Set task —
Render the data below as a Markdown table with two columns, No. and Text: number each row and place each line in the Text column. Omit the blank lines and the pictures.

● ● ● ● ● ● ●

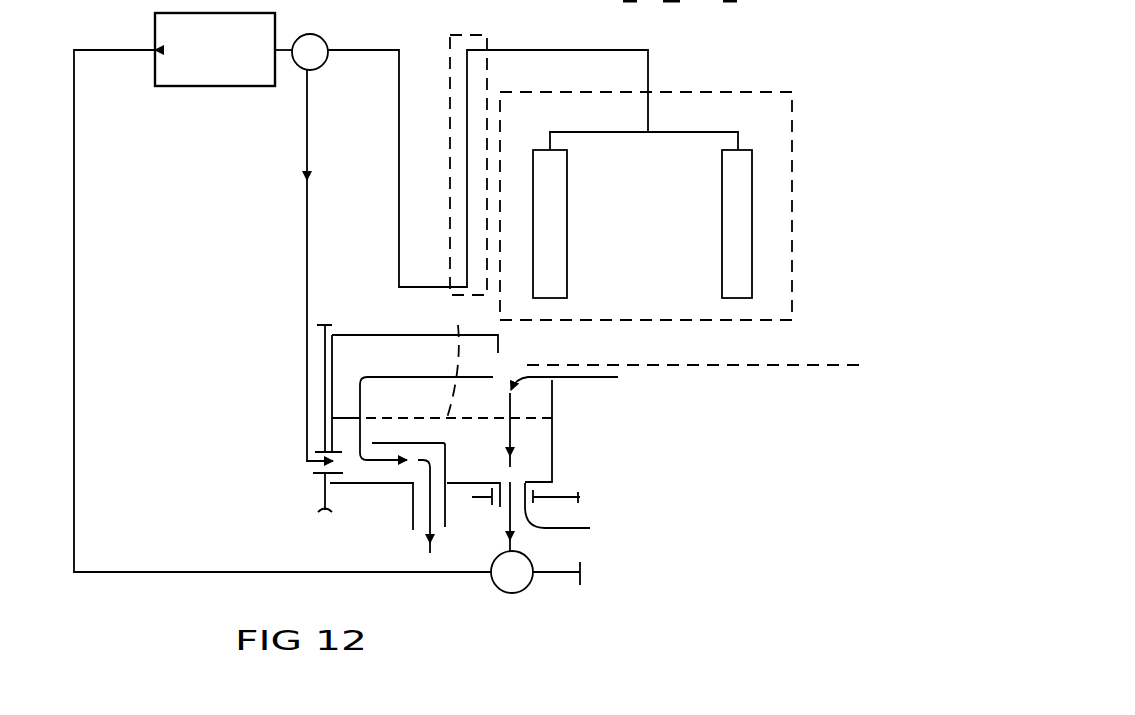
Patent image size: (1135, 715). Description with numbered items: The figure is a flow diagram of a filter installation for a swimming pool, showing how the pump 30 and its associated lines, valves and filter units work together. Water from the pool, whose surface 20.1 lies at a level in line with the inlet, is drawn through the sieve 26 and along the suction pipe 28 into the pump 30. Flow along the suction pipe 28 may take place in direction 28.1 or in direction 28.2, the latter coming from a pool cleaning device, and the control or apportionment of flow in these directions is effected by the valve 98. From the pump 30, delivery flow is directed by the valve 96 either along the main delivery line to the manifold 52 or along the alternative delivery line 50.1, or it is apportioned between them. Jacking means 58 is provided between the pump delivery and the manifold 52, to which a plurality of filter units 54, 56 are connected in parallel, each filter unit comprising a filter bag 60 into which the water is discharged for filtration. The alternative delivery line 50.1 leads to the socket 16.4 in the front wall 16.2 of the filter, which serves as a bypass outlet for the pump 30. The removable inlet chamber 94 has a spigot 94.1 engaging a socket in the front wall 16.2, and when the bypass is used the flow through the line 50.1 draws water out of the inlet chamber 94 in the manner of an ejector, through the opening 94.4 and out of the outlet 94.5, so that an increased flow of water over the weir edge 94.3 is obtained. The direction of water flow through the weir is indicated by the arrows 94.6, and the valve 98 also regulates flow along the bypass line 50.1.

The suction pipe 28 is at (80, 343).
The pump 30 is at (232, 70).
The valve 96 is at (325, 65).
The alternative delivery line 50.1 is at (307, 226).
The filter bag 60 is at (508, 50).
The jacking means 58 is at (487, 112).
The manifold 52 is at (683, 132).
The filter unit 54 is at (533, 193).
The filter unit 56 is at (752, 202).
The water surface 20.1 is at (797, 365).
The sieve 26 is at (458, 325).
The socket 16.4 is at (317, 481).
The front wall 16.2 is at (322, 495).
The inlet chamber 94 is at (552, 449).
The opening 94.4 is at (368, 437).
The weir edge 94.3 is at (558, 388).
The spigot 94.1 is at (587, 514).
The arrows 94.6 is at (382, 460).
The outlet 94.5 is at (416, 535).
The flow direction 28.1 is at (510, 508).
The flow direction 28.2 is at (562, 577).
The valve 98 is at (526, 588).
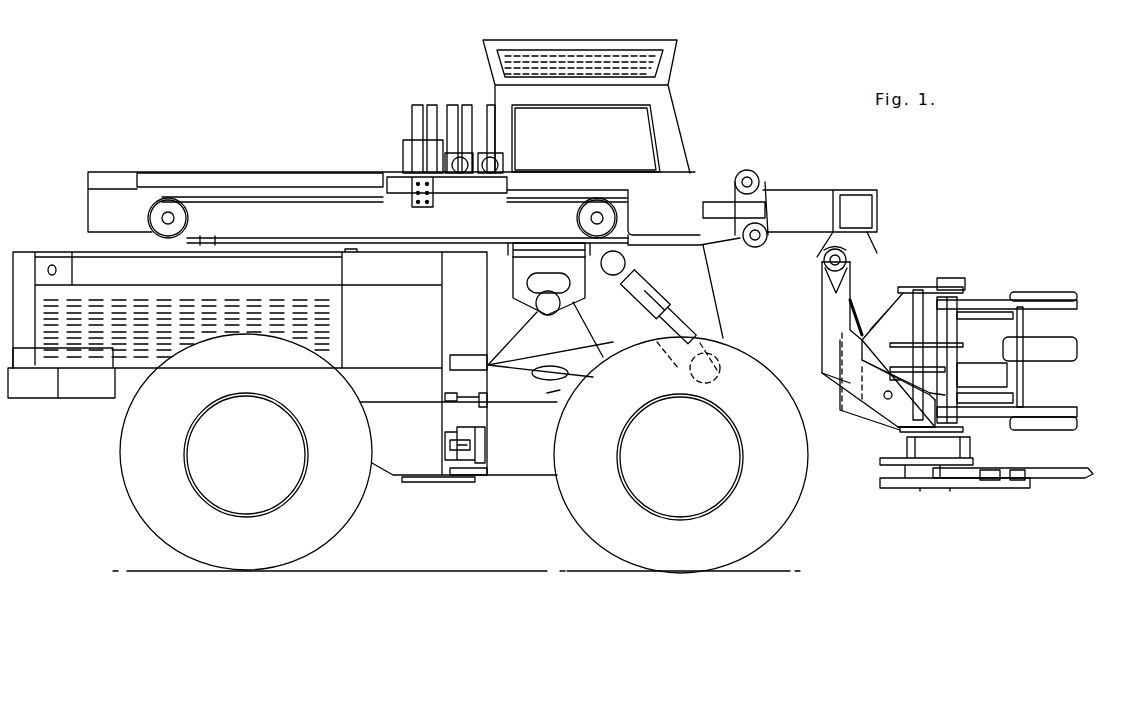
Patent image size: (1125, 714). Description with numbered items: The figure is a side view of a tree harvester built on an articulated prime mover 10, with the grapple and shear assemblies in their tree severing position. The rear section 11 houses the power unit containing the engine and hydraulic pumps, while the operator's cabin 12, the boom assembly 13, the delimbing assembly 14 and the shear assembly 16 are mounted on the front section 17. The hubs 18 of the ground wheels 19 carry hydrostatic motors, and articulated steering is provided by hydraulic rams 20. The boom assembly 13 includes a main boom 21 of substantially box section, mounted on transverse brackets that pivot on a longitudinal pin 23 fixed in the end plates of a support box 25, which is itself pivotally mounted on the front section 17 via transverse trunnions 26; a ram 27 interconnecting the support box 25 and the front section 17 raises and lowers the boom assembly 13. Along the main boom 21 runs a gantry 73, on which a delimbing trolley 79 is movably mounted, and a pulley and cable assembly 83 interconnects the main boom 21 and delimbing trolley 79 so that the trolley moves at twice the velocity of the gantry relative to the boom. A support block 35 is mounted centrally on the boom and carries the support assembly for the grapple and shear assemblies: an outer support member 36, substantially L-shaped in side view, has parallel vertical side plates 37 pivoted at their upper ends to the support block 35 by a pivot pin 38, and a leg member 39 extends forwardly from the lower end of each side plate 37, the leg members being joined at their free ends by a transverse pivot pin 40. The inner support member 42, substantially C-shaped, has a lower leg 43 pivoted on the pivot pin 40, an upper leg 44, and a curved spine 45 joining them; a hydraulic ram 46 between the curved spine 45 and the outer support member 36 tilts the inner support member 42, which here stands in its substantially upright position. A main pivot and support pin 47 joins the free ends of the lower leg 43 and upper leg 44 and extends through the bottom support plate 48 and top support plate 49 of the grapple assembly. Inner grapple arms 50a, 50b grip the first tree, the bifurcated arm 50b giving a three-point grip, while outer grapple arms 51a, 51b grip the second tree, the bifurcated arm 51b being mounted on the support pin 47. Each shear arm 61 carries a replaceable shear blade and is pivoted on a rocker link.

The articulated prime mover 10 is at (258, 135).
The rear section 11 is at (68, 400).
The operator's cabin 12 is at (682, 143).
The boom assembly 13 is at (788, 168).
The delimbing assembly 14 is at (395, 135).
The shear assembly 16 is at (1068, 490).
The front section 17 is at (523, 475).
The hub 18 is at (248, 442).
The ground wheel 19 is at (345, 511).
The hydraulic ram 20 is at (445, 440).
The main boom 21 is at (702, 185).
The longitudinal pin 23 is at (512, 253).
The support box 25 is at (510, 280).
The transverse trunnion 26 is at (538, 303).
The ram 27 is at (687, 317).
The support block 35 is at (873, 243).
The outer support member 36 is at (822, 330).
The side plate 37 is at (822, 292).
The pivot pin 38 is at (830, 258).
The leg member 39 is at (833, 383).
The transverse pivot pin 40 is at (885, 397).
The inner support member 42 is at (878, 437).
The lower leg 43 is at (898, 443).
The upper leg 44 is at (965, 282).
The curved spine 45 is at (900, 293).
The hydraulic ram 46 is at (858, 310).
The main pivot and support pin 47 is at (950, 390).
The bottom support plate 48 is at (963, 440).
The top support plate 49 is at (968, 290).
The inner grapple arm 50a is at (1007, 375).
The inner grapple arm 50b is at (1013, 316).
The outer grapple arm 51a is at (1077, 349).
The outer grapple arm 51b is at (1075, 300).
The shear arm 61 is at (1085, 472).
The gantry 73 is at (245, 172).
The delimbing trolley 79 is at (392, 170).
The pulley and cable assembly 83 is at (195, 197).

● ● ● ● ● ● ●

Written solution —
| No. | Text |
|---|---|
| 1 | Patent image size: (1135, 715). Description with numbered items: The figure is a flow diagram of a filter installation for a swimming pool, showing how the pump 30 and its associated lines, valves and filter units work together. Water from the pool, whose surface 20.1 lies at a level in line with the inlet, is drawn through the sieve 26 and along the suction pipe 28 into the pump 30. Flow along the suction pipe 28 may take place in direction 28.1 or in direction 28.2, the latter coming from a pool cleaning device, and the control or apportionment of flow in these directions is effected by the valve 98. From the pump 30, delivery flow is directed by the valve 96 either along the main delivery line to the manifold 52 or along the alternative delivery line 50.1, or it is apportioned between them. Jacking means 58 is provided between the pump delivery and the manifold 52, to which a plurality of filter units 54, 56 are connected in parallel, each filter unit comprising a filter bag 60 into which the water is discharged for filtration. The alternative delivery line 50.1 leads to the socket 16.4 in the front wall 16.2 of the filter, which serves as a bypass outlet for the pump 30. The removable inlet chamber 94 has a spigot 94.1 engaging a socket in the front wall 16.2, and when the bypass is used the flow through the line 50.1 draws water out of the inlet chamber 94 in the manner of an ejector, through the opening 94.4 and out of the outlet 94.5, so that an increased flow of water over the weir edge 94.3 is obtained. The direction of water flow through the weir is indicated by the arrows 94.6, and the valve 98 also regulates flow along the bypass line 50.1. |
| 2 | The suction pipe 28 is at (80, 343). |
| 3 | The pump 30 is at (232, 70). |
| 4 | The valve 96 is at (325, 65). |
| 5 | The alternative delivery line 50.1 is at (307, 226). |
| 6 | The filter bag 60 is at (508, 50). |
| 7 | The jacking means 58 is at (487, 112). |
| 8 | The manifold 52 is at (683, 132). |
| 9 | The filter unit 54 is at (533, 193). |
| 10 | The filter unit 56 is at (752, 202). |
| 11 | The water surface 20.1 is at (797, 365). |
| 12 | The sieve 26 is at (458, 325). |
| 13 | The socket 16.4 is at (317, 481). |
| 14 | The front wall 16.2 is at (322, 495). |
| 15 | The inlet chamber 94 is at (552, 449). |
| 16 | The opening 94.4 is at (368, 437). |
| 17 | The weir edge 94.3 is at (558, 388). |
| 18 | The spigot 94.1 is at (587, 514). |
| 19 | The arrows 94.6 is at (382, 460). |
| 20 | The outlet 94.5 is at (416, 535). |
| 21 | The flow direction 28.1 is at (510, 508). |
| 22 | The flow direction 28.2 is at (562, 577). |
| 23 | The valve 98 is at (526, 588). |
| 24 | Patent image size: (1125, 714). Description with numbered items: The figure is a side view of a tree harvester built on an articulated prime mover 10, with the grapple and shear assemblies in their tree severing position. The rear section 11 houses the power unit containing the engine and hydraulic pumps, while the operator's cabin 12, the boom assembly 13, the delimbing assembly 14 and the shear assembly 16 are mounted on the front section 17. The hubs 18 of the ground wheels 19 carry hydrostatic motors, and articulated steering is provided by hydraulic rams 20. The boom assembly 13 includes a main boom 21 of substantially box section, mounted on transverse brackets that pivot on a longitudinal pin 23 fixed in the end plates of a support box 25, which is itself pivotally mounted on the front section 17 via transverse trunnions 26; a ram 27 interconnecting the support box 25 and the front section 17 raises and lowers the boom assembly 13. Along the main boom 21 runs a gantry 73, on which a delimbing trolley 79 is movably mounted, and a pulley and cable assembly 83 interconnects the main boom 21 and delimbing trolley 79 so that the trolley moves at twice the velocity of the gantry relative to the boom. A support block 35 is mounted centrally on the boom and carries the support assembly for the grapple and shear assemblies: an outer support member 36, substantially L-shaped in side view, has parallel vertical side plates 37 pivoted at their upper ends to the support block 35 by a pivot pin 38, and a leg member 39 extends forwardly from the lower end of each side plate 37, the leg members being joined at their free ends by a transverse pivot pin 40. The inner support member 42, substantially C-shaped, has a lower leg 43 pivoted on the pivot pin 40, an upper leg 44, and a curved spine 45 joining them; a hydraulic ram 46 between the curved spine 45 and the outer support member 36 tilts the inner support member 42, which here stands in its substantially upright position. A main pivot and support pin 47 joins the free ends of the lower leg 43 and upper leg 44 and extends through the bottom support plate 48 and top support plate 49 of the grapple assembly. Inner grapple arms 50a, 50b grip the first tree, the bifurcated arm 50b giving a three-point grip, while outer grapple arms 51a, 51b grip the second tree, the bifurcated arm 51b being mounted on the support pin 47. Each shear arm 61 carries a replaceable shear blade and is pivoted on a rocker link. |
| 25 | The articulated prime mover 10 is at (258, 135). |
| 26 | The rear section 11 is at (68, 400). |
| 27 | The operator's cabin 12 is at (682, 143). |
| 28 | The boom assembly 13 is at (788, 168). |
| 29 | The delimbing assembly 14 is at (395, 135). |
| 30 | The shear assembly 16 is at (1068, 490). |
| 31 | The front section 17 is at (523, 475). |
| 32 | The hub 18 is at (248, 442). |
| 33 | The ground wheel 19 is at (345, 511). |
| 34 | The hydraulic ram 20 is at (445, 440). |
| 35 | The main boom 21 is at (702, 185). |
| 36 | The longitudinal pin 23 is at (512, 253). |
| 37 | The support box 25 is at (510, 280). |
| 38 | The transverse trunnion 26 is at (538, 303). |
| 39 | The ram 27 is at (687, 317). |
| 40 | The support block 35 is at (873, 243). |
| 41 | The outer support member 36 is at (822, 330). |
| 42 | The side plate 37 is at (822, 292). |
| 43 | The pivot pin 38 is at (830, 258). |
| 44 | The leg member 39 is at (833, 383). |
| 45 | The transverse pivot pin 40 is at (885, 397). |
| 46 | The inner support member 42 is at (878, 437). |
| 47 | The lower leg 43 is at (898, 443). |
| 48 | The upper leg 44 is at (965, 282). |
| 49 | The curved spine 45 is at (900, 293). |
| 50 | The hydraulic ram 46 is at (858, 310). |
| 51 | The main pivot and support pin 47 is at (950, 390). |
| 52 | The bottom support plate 48 is at (963, 440). |
| 53 | The top support plate 49 is at (968, 290). |
| 54 | The inner grapple arm 50a is at (1007, 375). |
| 55 | The inner grapple arm 50b is at (1013, 316). |
| 56 | The outer grapple arm 51a is at (1077, 349). |
| 57 | The outer grapple arm 51b is at (1075, 300). |
| 58 | The shear arm 61 is at (1085, 472). |
| 59 | The gantry 73 is at (245, 172). |
| 60 | The delimbing trolley 79 is at (392, 170). |
| 61 | The pulley and cable assembly 83 is at (195, 197). |